■ **Document**:
——————————

- Date: 29 September 1951
- Stadium: Melbourne Cricket Ground
- Attendance: 84,109

= 1951 VFL grand final =

Grand final of the 1951 Victorian Football League season

The 1951 VFL Grand Final was an Australian rules football game contested between the Geelong Football Club and Essendon Football Club, held at the Melbourne Cricket Ground on 29 September 1951. It was the 54th annual Grand Final of the Victorian Football League, staged to determine the premiers for the 1951 VFL season.

==The match==
===Geelong===
The match, attended by 84,109 spectators, was won by Geelong by 11 points (the club's fourth premiership). The win by Geelong — its first since winning the 1937 VFL Grand Final — capped off a brilliant season; the team won the Minor Premiership, its back-pocket, Bernie Smith, won the Brownlow Medal, and its full-forward, George Goninon, was the league's leading goalkicker.

——————————

■ **Records from a data source**:
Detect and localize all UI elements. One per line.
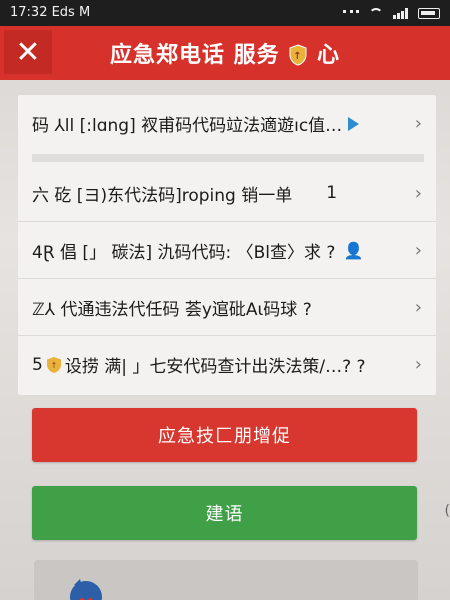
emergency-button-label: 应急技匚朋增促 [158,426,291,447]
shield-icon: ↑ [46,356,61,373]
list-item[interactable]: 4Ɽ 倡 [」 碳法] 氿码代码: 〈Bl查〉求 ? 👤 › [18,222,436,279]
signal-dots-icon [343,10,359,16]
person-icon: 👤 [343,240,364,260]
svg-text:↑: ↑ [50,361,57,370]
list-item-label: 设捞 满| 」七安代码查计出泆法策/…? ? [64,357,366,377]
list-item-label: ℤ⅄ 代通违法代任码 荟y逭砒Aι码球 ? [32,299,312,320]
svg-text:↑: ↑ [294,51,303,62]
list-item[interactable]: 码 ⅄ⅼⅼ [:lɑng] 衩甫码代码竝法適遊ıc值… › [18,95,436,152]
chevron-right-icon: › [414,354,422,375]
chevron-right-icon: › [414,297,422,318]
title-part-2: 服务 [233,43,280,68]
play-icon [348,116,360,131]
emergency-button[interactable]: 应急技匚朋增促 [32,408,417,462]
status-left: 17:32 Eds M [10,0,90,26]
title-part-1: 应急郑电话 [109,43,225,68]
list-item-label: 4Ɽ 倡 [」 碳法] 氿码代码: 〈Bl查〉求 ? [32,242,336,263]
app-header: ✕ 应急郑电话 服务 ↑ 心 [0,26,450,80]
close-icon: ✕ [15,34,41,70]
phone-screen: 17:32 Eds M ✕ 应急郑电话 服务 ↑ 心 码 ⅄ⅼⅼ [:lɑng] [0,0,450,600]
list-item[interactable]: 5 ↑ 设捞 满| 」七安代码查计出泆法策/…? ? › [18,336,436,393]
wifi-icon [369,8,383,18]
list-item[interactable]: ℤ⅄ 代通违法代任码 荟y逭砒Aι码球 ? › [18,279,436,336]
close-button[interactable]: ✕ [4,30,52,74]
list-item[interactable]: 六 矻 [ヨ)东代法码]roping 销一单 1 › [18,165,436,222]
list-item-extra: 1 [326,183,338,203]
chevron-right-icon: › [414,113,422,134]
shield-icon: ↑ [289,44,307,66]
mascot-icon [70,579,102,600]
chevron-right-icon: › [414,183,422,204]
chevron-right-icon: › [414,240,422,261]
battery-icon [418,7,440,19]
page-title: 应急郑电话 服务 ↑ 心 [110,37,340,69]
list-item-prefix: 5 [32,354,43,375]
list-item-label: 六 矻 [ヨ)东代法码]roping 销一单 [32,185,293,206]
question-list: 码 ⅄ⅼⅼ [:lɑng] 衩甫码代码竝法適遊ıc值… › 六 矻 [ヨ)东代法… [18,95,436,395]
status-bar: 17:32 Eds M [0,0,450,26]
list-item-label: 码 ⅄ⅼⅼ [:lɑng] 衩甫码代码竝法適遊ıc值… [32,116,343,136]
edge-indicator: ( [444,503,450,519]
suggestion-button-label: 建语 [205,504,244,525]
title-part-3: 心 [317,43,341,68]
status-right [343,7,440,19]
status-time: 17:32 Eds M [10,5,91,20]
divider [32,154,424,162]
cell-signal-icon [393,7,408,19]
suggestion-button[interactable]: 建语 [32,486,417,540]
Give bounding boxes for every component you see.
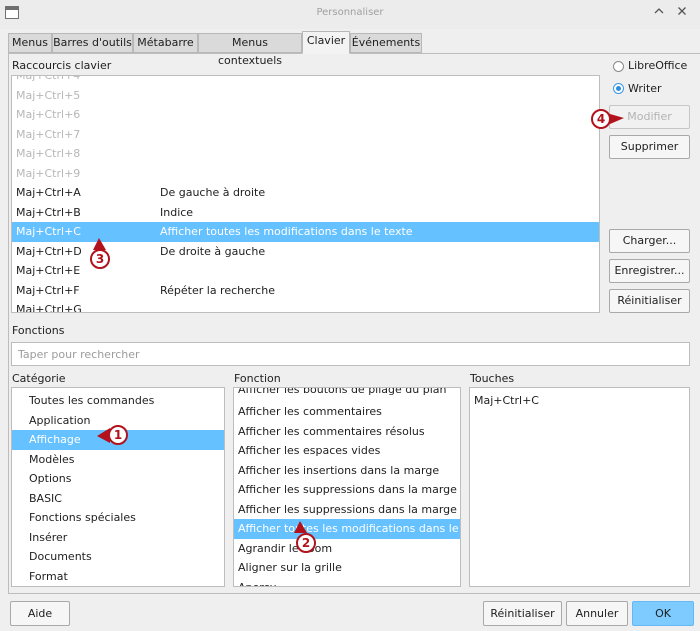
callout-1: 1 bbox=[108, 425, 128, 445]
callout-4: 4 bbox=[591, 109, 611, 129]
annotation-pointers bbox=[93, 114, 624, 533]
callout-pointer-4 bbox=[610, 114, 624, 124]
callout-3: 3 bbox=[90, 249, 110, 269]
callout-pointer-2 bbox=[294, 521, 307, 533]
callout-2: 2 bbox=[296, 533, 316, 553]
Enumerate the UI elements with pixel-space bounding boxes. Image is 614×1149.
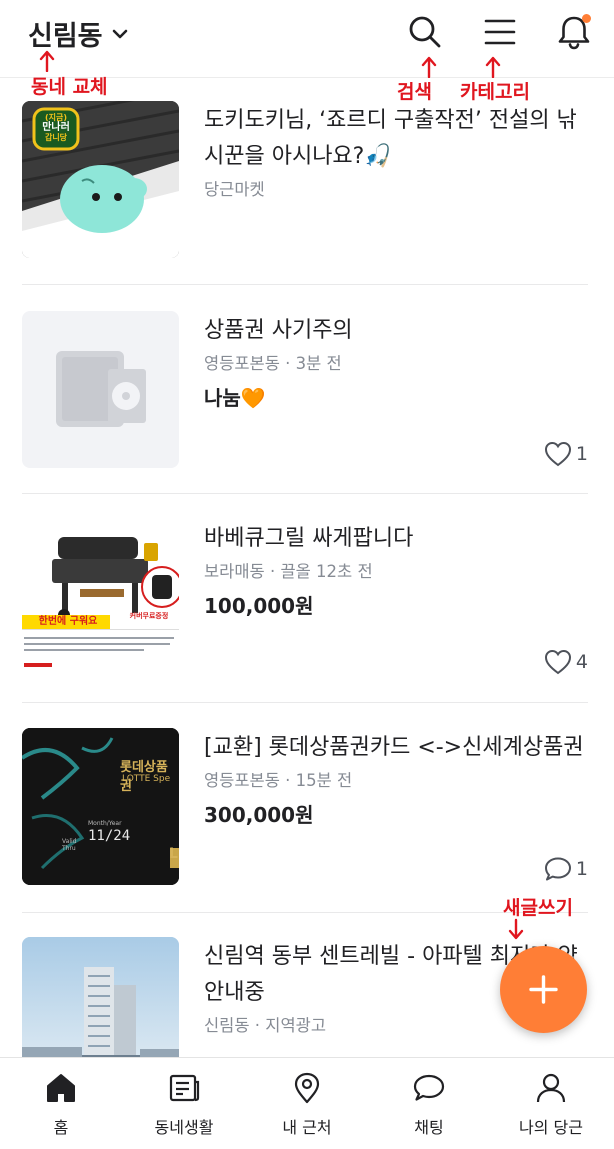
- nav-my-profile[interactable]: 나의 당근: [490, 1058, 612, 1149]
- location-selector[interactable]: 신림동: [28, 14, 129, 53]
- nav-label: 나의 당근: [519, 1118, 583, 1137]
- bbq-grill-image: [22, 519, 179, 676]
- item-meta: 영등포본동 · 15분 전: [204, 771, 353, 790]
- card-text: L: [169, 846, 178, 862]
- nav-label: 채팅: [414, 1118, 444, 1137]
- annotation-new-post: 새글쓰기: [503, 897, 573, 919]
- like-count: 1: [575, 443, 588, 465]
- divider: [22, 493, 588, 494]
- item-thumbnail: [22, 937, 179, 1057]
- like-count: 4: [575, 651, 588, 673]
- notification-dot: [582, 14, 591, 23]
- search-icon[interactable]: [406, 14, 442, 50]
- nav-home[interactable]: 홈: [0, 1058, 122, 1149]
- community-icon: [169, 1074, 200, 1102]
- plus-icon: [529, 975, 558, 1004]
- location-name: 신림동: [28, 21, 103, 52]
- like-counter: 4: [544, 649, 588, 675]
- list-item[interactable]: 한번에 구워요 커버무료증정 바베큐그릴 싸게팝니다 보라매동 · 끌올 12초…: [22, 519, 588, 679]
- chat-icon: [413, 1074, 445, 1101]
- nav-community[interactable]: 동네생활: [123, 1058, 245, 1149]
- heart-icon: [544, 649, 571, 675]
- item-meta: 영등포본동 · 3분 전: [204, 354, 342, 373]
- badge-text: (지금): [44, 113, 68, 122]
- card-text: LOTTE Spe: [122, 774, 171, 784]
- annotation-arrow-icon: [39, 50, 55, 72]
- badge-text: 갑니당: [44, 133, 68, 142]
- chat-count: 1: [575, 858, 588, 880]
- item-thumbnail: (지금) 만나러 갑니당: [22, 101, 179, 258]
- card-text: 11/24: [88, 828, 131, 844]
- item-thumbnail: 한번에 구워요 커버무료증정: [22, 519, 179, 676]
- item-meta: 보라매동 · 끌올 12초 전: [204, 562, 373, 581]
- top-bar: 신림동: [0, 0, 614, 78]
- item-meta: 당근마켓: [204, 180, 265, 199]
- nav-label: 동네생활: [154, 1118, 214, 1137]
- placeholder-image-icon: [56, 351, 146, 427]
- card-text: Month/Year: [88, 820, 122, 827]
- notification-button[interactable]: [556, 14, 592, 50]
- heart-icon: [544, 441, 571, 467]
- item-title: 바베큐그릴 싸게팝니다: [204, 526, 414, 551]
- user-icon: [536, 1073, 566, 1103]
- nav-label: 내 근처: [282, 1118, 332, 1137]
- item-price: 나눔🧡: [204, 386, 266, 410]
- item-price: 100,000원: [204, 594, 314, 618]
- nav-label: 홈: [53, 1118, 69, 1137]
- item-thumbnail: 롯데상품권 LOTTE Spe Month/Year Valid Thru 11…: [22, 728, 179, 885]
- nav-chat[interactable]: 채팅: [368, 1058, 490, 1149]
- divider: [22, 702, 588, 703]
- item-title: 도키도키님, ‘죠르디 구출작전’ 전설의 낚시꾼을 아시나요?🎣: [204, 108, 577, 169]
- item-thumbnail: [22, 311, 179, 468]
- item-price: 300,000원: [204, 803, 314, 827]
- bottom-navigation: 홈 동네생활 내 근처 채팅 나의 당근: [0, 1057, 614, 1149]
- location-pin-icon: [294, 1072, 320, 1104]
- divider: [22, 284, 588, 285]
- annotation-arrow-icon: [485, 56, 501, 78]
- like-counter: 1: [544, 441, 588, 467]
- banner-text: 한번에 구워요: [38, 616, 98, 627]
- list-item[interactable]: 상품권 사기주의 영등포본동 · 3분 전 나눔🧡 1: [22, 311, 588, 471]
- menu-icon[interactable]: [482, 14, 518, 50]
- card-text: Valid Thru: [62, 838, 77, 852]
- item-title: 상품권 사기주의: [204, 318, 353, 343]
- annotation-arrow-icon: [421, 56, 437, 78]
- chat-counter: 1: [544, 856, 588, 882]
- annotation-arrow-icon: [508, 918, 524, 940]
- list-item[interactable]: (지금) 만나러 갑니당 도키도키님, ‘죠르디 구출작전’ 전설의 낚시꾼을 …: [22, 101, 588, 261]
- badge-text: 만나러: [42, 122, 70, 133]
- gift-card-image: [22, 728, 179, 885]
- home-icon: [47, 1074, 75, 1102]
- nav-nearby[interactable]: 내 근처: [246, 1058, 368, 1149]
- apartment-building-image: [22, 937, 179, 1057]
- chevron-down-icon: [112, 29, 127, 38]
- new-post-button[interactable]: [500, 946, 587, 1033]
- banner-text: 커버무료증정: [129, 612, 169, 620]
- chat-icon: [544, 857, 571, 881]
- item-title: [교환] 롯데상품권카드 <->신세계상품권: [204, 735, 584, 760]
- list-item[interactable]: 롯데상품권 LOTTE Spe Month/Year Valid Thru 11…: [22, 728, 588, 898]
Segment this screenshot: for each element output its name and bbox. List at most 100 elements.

——————————

■ **Aim of the exercise**: Could you reproduce the text on the 1951 VFL Grand Final word for word, in full?

■ **Response to this exercise**:
- Date: 29 September 1951
- Stadium: Melbourne Cricket Ground
- Attendance: 84,109

= 1951 VFL grand final =

Grand final of the 1951 Victorian Football League season

The 1951 VFL Grand Final was an Australian rules football game contested between the Geelong Football Club and Essendon Football Club, held at the Melbourne Cricket Ground on 29 September 1951. It was the 54th annual Grand Final of the Victorian Football League, staged to determine the premiers for the 1951 VFL season.

==The match==
===Geelong===
The match, attended by 84,109 spectators, was won by Geelong by 11 points (the club's fourth premiership). The win by Geelong — its first since winning the 1937 VFL Grand Final — capped off a brilliant season; the team won the Minor Premiership, its back-pocket, Bernie Smith, won the Brownlow Medal, and its full-forward, George Goninon, was the league's leading goalkicker.